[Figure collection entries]
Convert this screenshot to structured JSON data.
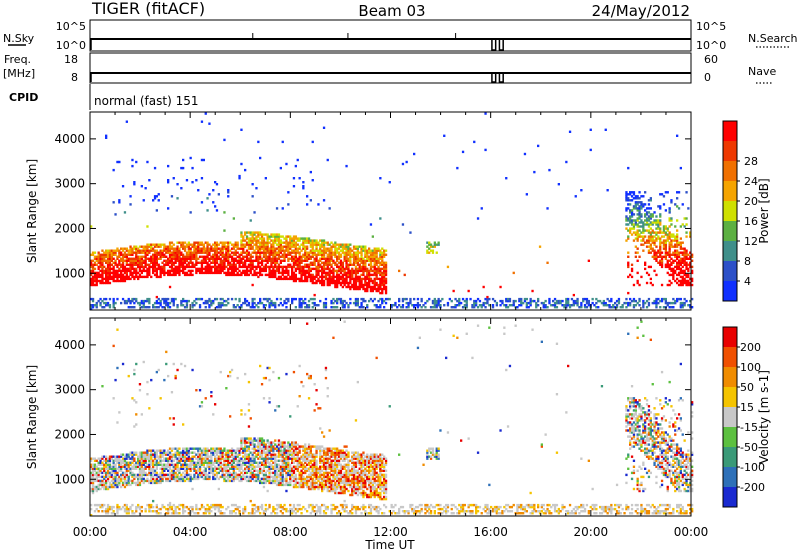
{
  "header": {
    "station": "TIGER (fitACF)",
    "beam": "Beam 03",
    "date": "24/May/2012"
  },
  "strips": {
    "nsky_label": "N.Sky",
    "nsky_ticks": [
      "10^5",
      "10^0"
    ],
    "nsearch_label": "N.Search",
    "nsearch_ticks": [
      "10^5",
      "10^0"
    ],
    "freq_label_1": "Freq.",
    "freq_label_2": "[MHz]",
    "freq_ticks": [
      "18",
      "8"
    ],
    "nave_label": "Nave",
    "nave_ticks": [
      "60",
      "0"
    ],
    "cpid_label": "CPID",
    "cpid_value": "normal (fast) 151"
  },
  "chart_data": [
    {
      "type": "heatmap",
      "ylabel": "Slant Range [km]",
      "ylim": [
        180,
        4600
      ],
      "yticks": [
        "1000",
        "2000",
        "3000",
        "4000"
      ],
      "xlim": [
        "00:00",
        "24:00"
      ],
      "colorbar_label": "Power [dB]",
      "colorbar_ticks": [
        "4",
        "8",
        "12",
        "16",
        "20",
        "24",
        "28"
      ],
      "colorbar_colors": [
        "#1030ff",
        "#2c50c8",
        "#3f8f8a",
        "#5cb042",
        "#cfe000",
        "#f5a400",
        "#f07000",
        "#ee3800",
        "#ff0000"
      ],
      "regions": [
        {
          "x": [
            0.0,
            11.8
          ],
          "y": [
            600,
            2300
          ],
          "level": "strong"
        },
        {
          "x": [
            13.4,
            13.9
          ],
          "y": [
            1400,
            1700
          ],
          "level": "weak"
        },
        {
          "x": [
            0.0,
            24.0
          ],
          "y": [
            180,
            450
          ],
          "level": "weak"
        },
        {
          "x": [
            21.3,
            24.0
          ],
          "y": [
            700,
            2800
          ],
          "level": "strong"
        }
      ]
    },
    {
      "type": "heatmap",
      "ylabel": "Slant Range [km]",
      "ylim": [
        180,
        4600
      ],
      "yticks": [
        "1000",
        "2000",
        "3000",
        "4000"
      ],
      "xlim": [
        "00:00",
        "24:00"
      ],
      "colorbar_label": "Velocity [m s-1]",
      "colorbar_ticks": [
        "200",
        "100",
        "50",
        "15",
        "-15",
        "-50",
        "-100",
        "-200"
      ],
      "colorbar_colors": [
        "#1a2ad0",
        "#2e70b8",
        "#3a9a78",
        "#5cc040",
        "#c8c8c8",
        "#f5c400",
        "#f08c00",
        "#f05000",
        "#e80000"
      ],
      "regions": [
        {
          "x": [
            0.0,
            11.8
          ],
          "y": [
            600,
            2300
          ],
          "level": "mixed"
        },
        {
          "x": [
            13.4,
            13.9
          ],
          "y": [
            1400,
            1700
          ],
          "level": "mixed"
        },
        {
          "x": [
            0.0,
            24.0
          ],
          "y": [
            180,
            450
          ],
          "level": "low"
        },
        {
          "x": [
            21.3,
            24.0
          ],
          "y": [
            700,
            2800
          ],
          "level": "mixed"
        }
      ]
    }
  ],
  "xaxis": {
    "ticks": [
      "00:00",
      "04:00",
      "08:00",
      "12:00",
      "16:00",
      "20:00",
      "00:00"
    ],
    "label": "Time UT"
  }
}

*THE REQUEST:* All the records need to be repeated exactly, with the images dropped.

*SOLUTION TO THE PROBLEM:*
Convert this screenshot to structured JSON data.
{
  "header": {
    "station": "TIGER (fitACF)",
    "beam": "Beam 03",
    "date": "24/May/2012"
  },
  "strips": {
    "nsky_label": "N.Sky",
    "nsky_ticks": [
      "10^5",
      "10^0"
    ],
    "nsearch_label": "N.Search",
    "nsearch_ticks": [
      "10^5",
      "10^0"
    ],
    "freq_label_1": "Freq.",
    "freq_label_2": "[MHz]",
    "freq_ticks": [
      "18",
      "8"
    ],
    "nave_label": "Nave",
    "nave_ticks": [
      "60",
      "0"
    ],
    "cpid_label": "CPID",
    "cpid_value": "normal (fast) 151"
  },
  "chart_data": [
    {
      "type": "heatmap",
      "ylabel": "Slant Range [km]",
      "ylim": [
        180,
        4600
      ],
      "yticks": [
        "1000",
        "2000",
        "3000",
        "4000"
      ],
      "xlim": [
        "00:00",
        "24:00"
      ],
      "colorbar_label": "Power [dB]",
      "colorbar_ticks": [
        "4",
        "8",
        "12",
        "16",
        "20",
        "24",
        "28"
      ],
      "colorbar_colors": [
        "#1030ff",
        "#2c50c8",
        "#3f8f8a",
        "#5cb042",
        "#cfe000",
        "#f5a400",
        "#f07000",
        "#ee3800",
        "#ff0000"
      ],
      "regions": [
        {
          "x": [
            0.0,
            11.8
          ],
          "y": [
            600,
            2300
          ],
          "level": "strong"
        },
        {
          "x": [
            13.4,
            13.9
          ],
          "y": [
            1400,
            1700
          ],
          "level": "weak"
        },
        {
          "x": [
            0.0,
            24.0
          ],
          "y": [
            180,
            450
          ],
          "level": "weak"
        },
        {
          "x": [
            21.3,
            24.0
          ],
          "y": [
            700,
            2800
          ],
          "level": "strong"
        }
      ]
    },
    {
      "type": "heatmap",
      "ylabel": "Slant Range [km]",
      "ylim": [
        180,
        4600
      ],
      "yticks": [
        "1000",
        "2000",
        "3000",
        "4000"
      ],
      "xlim": [
        "00:00",
        "24:00"
      ],
      "colorbar_label": "Velocity [m s-1]",
      "colorbar_ticks": [
        "200",
        "100",
        "50",
        "15",
        "-15",
        "-50",
        "-100",
        "-200"
      ],
      "colorbar_colors": [
        "#1a2ad0",
        "#2e70b8",
        "#3a9a78",
        "#5cc040",
        "#c8c8c8",
        "#f5c400",
        "#f08c00",
        "#f05000",
        "#e80000"
      ],
      "regions": [
        {
          "x": [
            0.0,
            11.8
          ],
          "y": [
            600,
            2300
          ],
          "level": "mixed"
        },
        {
          "x": [
            13.4,
            13.9
          ],
          "y": [
            1400,
            1700
          ],
          "level": "mixed"
        },
        {
          "x": [
            0.0,
            24.0
          ],
          "y": [
            180,
            450
          ],
          "level": "low"
        },
        {
          "x": [
            21.3,
            24.0
          ],
          "y": [
            700,
            2800
          ],
          "level": "mixed"
        }
      ]
    }
  ],
  "xaxis": {
    "ticks": [
      "00:00",
      "04:00",
      "08:00",
      "12:00",
      "16:00",
      "20:00",
      "00:00"
    ],
    "label": "Time UT"
  }
}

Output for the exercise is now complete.